Here the job is to transcribe the data exactly while omitting the images.

** INFORMATION SHOWN follows **

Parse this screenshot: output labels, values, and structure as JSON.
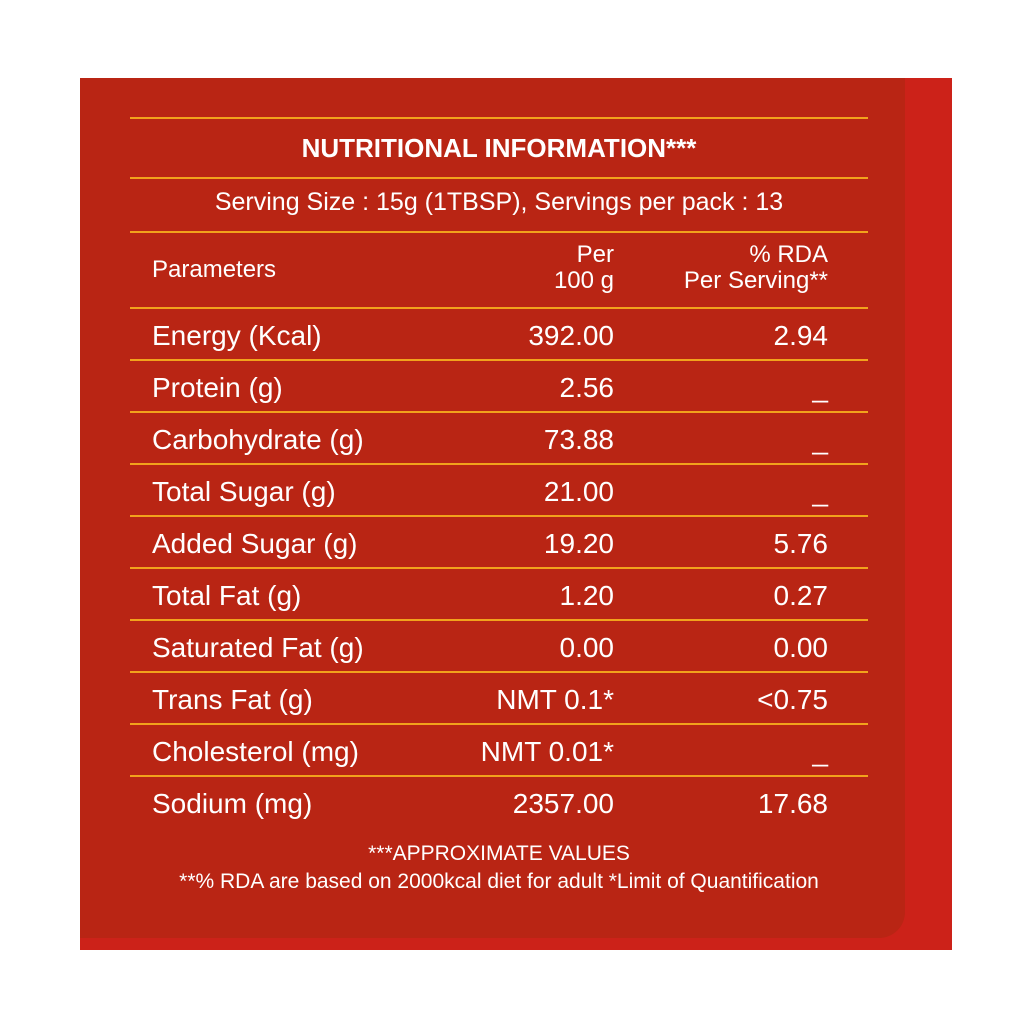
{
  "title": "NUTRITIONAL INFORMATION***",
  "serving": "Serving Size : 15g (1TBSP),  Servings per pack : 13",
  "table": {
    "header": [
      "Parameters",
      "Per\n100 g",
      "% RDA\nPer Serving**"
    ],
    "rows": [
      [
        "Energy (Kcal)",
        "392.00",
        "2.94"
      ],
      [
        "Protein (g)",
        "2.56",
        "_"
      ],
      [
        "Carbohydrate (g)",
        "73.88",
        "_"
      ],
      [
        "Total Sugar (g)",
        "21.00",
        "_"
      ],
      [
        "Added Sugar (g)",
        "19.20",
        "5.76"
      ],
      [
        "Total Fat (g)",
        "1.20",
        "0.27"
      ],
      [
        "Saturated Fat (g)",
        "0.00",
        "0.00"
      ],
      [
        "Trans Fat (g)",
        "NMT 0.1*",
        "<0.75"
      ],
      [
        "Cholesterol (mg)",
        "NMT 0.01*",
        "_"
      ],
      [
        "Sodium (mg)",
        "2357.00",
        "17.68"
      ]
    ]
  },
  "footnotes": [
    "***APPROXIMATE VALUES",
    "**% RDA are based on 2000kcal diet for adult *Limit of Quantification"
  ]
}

** End of INFORMATION SHOWN **

> _SOLUTION_:
Parse this screenshot: output labels, values, and structure as JSON.
{
  "title": "NUTRITIONAL INFORMATION***",
  "serving": "Serving Size : 15g (1TBSP),  Servings per pack : 13",
  "table": {
    "header": [
      "Parameters",
      "Per\n100 g",
      "% RDA\nPer Serving**"
    ],
    "rows": [
      [
        "Energy (Kcal)",
        "392.00",
        "2.94"
      ],
      [
        "Protein (g)",
        "2.56",
        "_"
      ],
      [
        "Carbohydrate (g)",
        "73.88",
        "_"
      ],
      [
        "Total Sugar (g)",
        "21.00",
        "_"
      ],
      [
        "Added Sugar (g)",
        "19.20",
        "5.76"
      ],
      [
        "Total Fat (g)",
        "1.20",
        "0.27"
      ],
      [
        "Saturated Fat (g)",
        "0.00",
        "0.00"
      ],
      [
        "Trans Fat (g)",
        "NMT 0.1*",
        "<0.75"
      ],
      [
        "Cholesterol (mg)",
        "NMT 0.01*",
        "_"
      ],
      [
        "Sodium (mg)",
        "2357.00",
        "17.68"
      ]
    ]
  },
  "footnotes": [
    "***APPROXIMATE VALUES",
    "**% RDA are based on 2000kcal diet for adult *Limit of Quantification"
  ]
}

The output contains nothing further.